_SHORT EXERCISE_.
All the data must come back unchanged, except that pictures are left out.

(Dataset items)
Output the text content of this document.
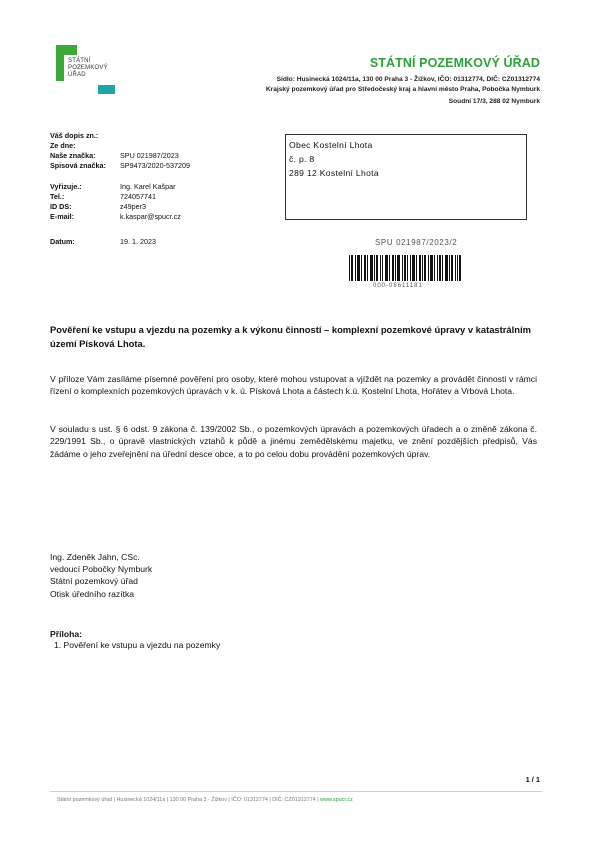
STÁTNÍ
POZEMKOVÝ
ÚŘAD
STÁTNÍ POZEMKOVÝ ÚŘAD
Sídlo: Husinecká 1024/11a, 130 00 Praha 3 - Žižkov, IČO: 01312774, DIČ: CZ01312774
Krajský pozemkový úřad pro Středočeský kraj a hlavní město Praha, Pobočka Nymburk
Soudní 17/3, 288 02 Nymburk
Váš dopis zn.:
Ze dne:
Naše značka:	SPU 021987/2023
Spisová značka: SP9473/2020-537209
Vyřizuje.:	Ing. Karel Kašpar
Tel.:	724057741
ID DS:	z49per3
E-mail:	k.kaspar@spucr.cz
Datum:	19. 1. 2023
Obec Kostelní Lhota
č. p. 8
289 12 Kostelní Lhota
SPU 021987/2023/2
000-08611181
Pověření ke vstupu a vjezdu na pozemky a k výkonu činností – komplexní pozemkové úpravy v katastrálním území Písková Lhota.
V příloze Vám zasíláme písemné pověření pro osoby, které mohou vstupovat a vjíždět na pozemky a provádět činnosti v rámci řízení o komplexních pozemkových úpravách v k. ú. Písková Lhota a částech k.ú. Kostelní Lhota, Hořátev a Vrbová Lhota.
V souladu s ust. § 6 odst. 9 zákona č. 139/2002 Sb., o pozemkových úpravách a pozemkových úřadech a o změně zákona č. 229/1991 Sb., o úpravě vlastnických vztahů k půdě a jinému zemědělskému majetku, ve znění pozdějších předpisů, Vás žádáme o jeho zveřejnění na úřední desce obce, a to po celou dobu provádění pozemkových úprav.
Ing. Zdeněk Jahn, CSc.
vedoucí Pobočky Nymburk
Státní pozemkový úřad
Otisk úředního razítka
Příloha:
1. Pověření ke vstupu a vjezdu na pozemky
1 / 1
Státní pozemkový úřad | Husinecká 1024/11a | 130 00 Praha 3 - Žižkov | IČO: 01312774 | DIČ: CZ01312774 | www.spucr.cz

_ANSWER TO THIS PROBLEM_.
Output the text content of this document.
STÁTNÍ
POZEMKOVÝ
ÚŘAD
STÁTNÍ POZEMKOVÝ ÚŘAD
Sídlo: Husinecká 1024/11a, 130 00 Praha 3 - Žižkov, IČO: 01312774, DIČ: CZ01312774
Krajský pozemkový úřad pro Středočeský kraj a hlavní město Praha, Pobočka Nymburk
Soudní 17/3, 288 02 Nymburk
Váš dopis zn.:
Ze dne:
Naše značka:	SPU 021987/2023
Spisová značka: SP9473/2020-537209
Vyřizuje.:	Ing. Karel Kašpar
Tel.:	724057741
ID DS:	z49per3
E-mail:	k.kaspar@spucr.cz
Datum:	19. 1. 2023
Obec Kostelní Lhota
č. p. 8
289 12 Kostelní Lhota
SPU 021987/2023/2
000-08611181
Pověření ke vstupu a vjezdu na pozemky a k výkonu činností – komplexní pozemkové úpravy v katastrálním území Písková Lhota.
V příloze Vám zasíláme písemné pověření pro osoby, které mohou vstupovat a vjíždět na pozemky a provádět činnosti v rámci řízení o komplexních pozemkových úpravách v k. ú. Písková Lhota a částech k.ú. Kostelní Lhota, Hořátev a Vrbová Lhota.
V souladu s ust. § 6 odst. 9 zákona č. 139/2002 Sb., o pozemkových úpravách a pozemkových úřadech a o změně zákona č. 229/1991 Sb., o úpravě vlastnických vztahů k půdě a jinému zemědělskému majetku, ve znění pozdějších předpisů, Vás žádáme o jeho zveřejnění na úřední desce obce, a to po celou dobu provádění pozemkových úprav.
Ing. Zdeněk Jahn, CSc.
vedoucí Pobočky Nymburk
Státní pozemkový úřad
Otisk úředního razítka
Příloha:
1. Pověření ke vstupu a vjezdu na pozemky
1 / 1
Státní pozemkový úřad | Husinecká 1024/11a | 130 00 Praha 3 - Žižkov | IČO: 01312774 | DIČ: CZ01312774 | www.spucr.cz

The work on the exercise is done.